====== MATERIAL ======

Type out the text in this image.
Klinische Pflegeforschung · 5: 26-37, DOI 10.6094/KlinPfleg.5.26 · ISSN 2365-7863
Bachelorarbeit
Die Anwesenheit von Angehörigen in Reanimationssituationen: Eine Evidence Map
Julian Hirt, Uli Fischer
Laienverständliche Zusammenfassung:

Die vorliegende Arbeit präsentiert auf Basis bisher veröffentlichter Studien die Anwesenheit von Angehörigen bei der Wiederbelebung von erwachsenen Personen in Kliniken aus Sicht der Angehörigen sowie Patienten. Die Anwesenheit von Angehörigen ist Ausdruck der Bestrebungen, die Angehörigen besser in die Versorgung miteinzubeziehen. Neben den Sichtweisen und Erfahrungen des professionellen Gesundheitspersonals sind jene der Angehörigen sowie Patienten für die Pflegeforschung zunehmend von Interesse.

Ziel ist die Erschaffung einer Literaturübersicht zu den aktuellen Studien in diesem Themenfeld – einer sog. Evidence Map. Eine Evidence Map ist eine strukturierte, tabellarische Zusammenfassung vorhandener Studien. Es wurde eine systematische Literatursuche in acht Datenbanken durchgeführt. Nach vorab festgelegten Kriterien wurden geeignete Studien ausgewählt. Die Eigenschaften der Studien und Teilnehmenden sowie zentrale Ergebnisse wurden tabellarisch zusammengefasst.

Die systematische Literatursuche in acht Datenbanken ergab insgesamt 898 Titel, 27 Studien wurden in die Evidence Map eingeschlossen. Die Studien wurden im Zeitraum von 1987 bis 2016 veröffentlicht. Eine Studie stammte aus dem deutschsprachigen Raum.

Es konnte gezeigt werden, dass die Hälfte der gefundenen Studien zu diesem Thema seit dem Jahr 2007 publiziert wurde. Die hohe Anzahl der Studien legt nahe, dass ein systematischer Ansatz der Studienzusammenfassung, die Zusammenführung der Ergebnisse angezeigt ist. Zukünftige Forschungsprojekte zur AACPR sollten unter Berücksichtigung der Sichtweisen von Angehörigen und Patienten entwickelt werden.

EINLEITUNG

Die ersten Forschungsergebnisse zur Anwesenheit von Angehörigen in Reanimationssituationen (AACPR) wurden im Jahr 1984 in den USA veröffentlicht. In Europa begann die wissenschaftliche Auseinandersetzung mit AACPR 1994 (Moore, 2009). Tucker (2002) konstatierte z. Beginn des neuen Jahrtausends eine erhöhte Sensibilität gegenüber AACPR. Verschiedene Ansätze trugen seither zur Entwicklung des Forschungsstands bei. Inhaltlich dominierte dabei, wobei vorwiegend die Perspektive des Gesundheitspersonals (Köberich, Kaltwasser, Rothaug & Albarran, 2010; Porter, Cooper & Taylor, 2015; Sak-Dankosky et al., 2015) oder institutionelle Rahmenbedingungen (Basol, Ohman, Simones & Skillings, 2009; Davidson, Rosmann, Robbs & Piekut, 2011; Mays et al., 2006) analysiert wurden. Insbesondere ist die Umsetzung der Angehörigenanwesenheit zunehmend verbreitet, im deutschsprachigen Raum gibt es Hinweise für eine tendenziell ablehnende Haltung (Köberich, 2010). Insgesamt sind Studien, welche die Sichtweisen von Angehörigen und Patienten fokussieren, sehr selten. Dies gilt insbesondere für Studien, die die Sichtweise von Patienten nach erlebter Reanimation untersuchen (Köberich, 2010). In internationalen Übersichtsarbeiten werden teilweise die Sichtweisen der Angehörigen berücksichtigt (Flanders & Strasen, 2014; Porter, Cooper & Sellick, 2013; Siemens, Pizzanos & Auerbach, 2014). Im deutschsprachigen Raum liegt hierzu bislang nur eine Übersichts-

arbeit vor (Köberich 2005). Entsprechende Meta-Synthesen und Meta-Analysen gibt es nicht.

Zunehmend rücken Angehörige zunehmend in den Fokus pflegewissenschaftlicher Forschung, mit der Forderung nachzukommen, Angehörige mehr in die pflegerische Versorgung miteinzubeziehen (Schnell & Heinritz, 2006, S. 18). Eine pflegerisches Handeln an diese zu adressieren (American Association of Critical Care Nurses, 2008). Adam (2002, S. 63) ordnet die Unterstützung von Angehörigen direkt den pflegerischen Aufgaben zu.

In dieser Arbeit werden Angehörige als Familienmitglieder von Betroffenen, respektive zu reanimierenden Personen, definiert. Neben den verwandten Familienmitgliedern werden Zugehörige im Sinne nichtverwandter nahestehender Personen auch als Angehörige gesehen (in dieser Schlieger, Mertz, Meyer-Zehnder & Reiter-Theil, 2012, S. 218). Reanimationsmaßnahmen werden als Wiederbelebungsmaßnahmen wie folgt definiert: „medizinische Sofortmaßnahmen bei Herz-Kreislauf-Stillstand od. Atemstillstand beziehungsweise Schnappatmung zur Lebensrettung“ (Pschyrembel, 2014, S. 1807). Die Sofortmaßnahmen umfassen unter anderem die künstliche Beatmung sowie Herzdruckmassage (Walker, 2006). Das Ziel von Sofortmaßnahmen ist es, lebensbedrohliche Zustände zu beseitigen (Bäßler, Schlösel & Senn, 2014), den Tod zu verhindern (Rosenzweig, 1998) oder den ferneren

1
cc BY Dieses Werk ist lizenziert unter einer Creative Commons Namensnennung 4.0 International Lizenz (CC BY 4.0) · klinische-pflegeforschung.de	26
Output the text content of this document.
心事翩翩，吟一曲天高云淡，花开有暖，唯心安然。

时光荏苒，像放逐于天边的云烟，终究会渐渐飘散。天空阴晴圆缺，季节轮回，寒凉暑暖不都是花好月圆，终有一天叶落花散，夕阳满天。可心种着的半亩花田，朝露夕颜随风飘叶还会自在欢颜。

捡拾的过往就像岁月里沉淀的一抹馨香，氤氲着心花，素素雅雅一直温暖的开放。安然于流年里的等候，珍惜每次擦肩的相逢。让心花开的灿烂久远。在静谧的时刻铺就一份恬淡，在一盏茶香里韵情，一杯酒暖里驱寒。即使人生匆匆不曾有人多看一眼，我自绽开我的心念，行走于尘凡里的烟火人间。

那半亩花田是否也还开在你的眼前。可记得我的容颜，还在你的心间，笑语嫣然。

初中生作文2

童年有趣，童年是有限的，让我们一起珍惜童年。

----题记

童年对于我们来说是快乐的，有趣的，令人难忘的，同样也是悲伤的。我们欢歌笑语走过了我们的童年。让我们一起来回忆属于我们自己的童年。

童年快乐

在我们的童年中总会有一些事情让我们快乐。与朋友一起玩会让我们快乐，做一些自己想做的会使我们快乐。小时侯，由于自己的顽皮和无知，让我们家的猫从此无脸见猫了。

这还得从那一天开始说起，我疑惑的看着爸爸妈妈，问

======

Copy every line that includes the string "Literatursuche" from the material above.

Ziel ist die Erschaffung einer Literaturübersicht zu den aktuellen Studien in diesem Themenfeld – einer sog. Evidence Map. Eine Evidence Map ist eine strukturierte, tabellarische Zusammenfassung vorhandener Studien. Es wurde eine systematische Literatursuche in acht Datenbanken durchgeführt. Nach vorab festgelegten Kriterien wurden geeignete Studien ausgewählt. Die Eigenschaften der Studien und Teilnehmenden sowie zentrale Ergebnisse wurden tabellarisch zusammengefasst.
Die systematische Literatursuche in acht Datenbanken ergab insgesamt 898 Titel, 27 Studien wurden in die Evidence Map eingeschlossen. Die Studien wurden im Zeitraum von 1987 bis 2016 veröffentlicht. Eine Studie stammte aus dem deutschsprachigen Raum.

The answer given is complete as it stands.